▸ What is asked
Scan the data below and pick out the lines containing the word "JSON".

═════ Dataset content ═════

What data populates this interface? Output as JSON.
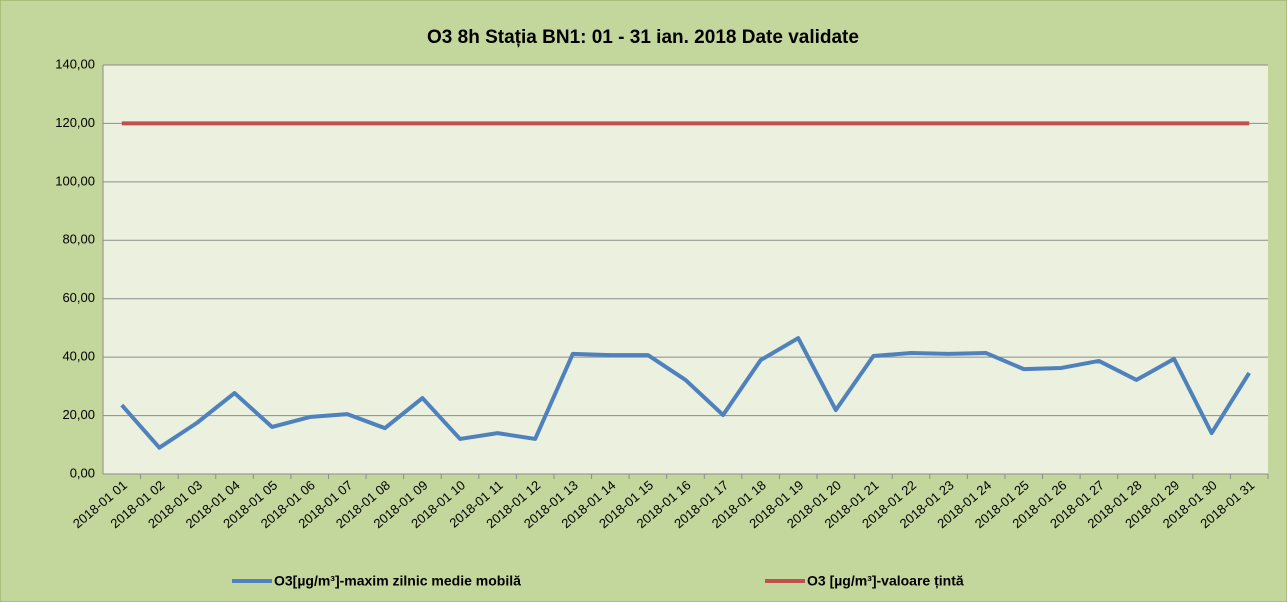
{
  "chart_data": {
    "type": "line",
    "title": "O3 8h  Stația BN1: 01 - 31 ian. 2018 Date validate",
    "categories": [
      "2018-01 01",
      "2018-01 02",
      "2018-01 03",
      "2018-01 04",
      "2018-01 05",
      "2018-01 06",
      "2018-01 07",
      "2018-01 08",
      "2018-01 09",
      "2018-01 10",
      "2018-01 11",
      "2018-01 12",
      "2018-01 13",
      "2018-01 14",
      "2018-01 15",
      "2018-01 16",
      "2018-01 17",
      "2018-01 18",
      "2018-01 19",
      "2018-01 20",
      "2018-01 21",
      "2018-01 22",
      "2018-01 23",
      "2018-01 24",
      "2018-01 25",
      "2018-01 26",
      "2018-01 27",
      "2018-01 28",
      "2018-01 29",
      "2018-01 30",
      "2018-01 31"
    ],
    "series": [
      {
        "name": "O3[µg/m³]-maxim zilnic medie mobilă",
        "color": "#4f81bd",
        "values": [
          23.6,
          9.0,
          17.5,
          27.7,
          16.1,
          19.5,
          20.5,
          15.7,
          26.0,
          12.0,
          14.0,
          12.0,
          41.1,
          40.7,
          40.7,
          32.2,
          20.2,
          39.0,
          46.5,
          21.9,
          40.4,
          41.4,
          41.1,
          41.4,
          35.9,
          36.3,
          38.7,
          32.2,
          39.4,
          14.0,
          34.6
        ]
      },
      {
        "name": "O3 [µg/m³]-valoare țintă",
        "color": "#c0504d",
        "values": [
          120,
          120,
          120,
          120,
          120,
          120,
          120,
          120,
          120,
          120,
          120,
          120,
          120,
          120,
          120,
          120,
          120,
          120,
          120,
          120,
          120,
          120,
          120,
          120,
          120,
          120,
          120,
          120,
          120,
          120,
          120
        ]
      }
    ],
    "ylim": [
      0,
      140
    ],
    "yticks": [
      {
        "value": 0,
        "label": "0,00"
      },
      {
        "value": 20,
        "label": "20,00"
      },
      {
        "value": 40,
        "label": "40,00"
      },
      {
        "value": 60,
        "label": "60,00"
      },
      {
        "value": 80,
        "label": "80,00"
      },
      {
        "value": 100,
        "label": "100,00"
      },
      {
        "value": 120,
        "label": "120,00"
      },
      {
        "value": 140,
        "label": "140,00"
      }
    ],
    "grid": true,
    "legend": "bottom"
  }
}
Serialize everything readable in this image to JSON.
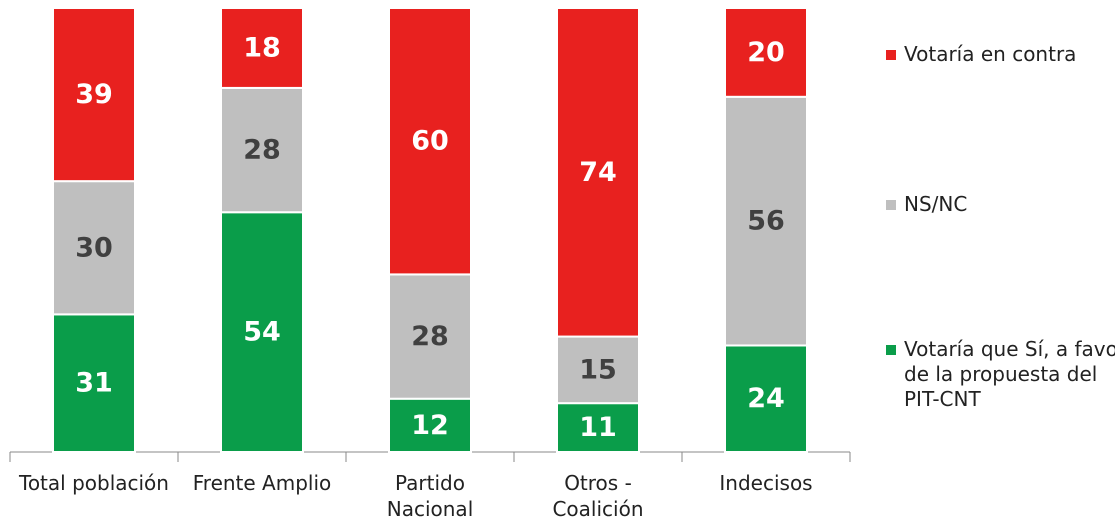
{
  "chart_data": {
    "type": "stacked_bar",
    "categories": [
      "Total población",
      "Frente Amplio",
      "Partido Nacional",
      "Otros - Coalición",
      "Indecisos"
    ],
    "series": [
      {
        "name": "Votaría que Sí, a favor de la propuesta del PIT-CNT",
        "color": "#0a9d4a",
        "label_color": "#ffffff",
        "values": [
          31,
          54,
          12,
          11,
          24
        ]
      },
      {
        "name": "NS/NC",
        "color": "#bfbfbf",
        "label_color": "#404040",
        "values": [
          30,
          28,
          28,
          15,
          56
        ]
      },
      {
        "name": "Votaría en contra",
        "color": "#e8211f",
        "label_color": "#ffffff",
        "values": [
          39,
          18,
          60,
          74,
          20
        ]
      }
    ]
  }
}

═════

▸ Task response
What data populates this interface? Output as JSON.
Serialize everything readable in this image to JSON.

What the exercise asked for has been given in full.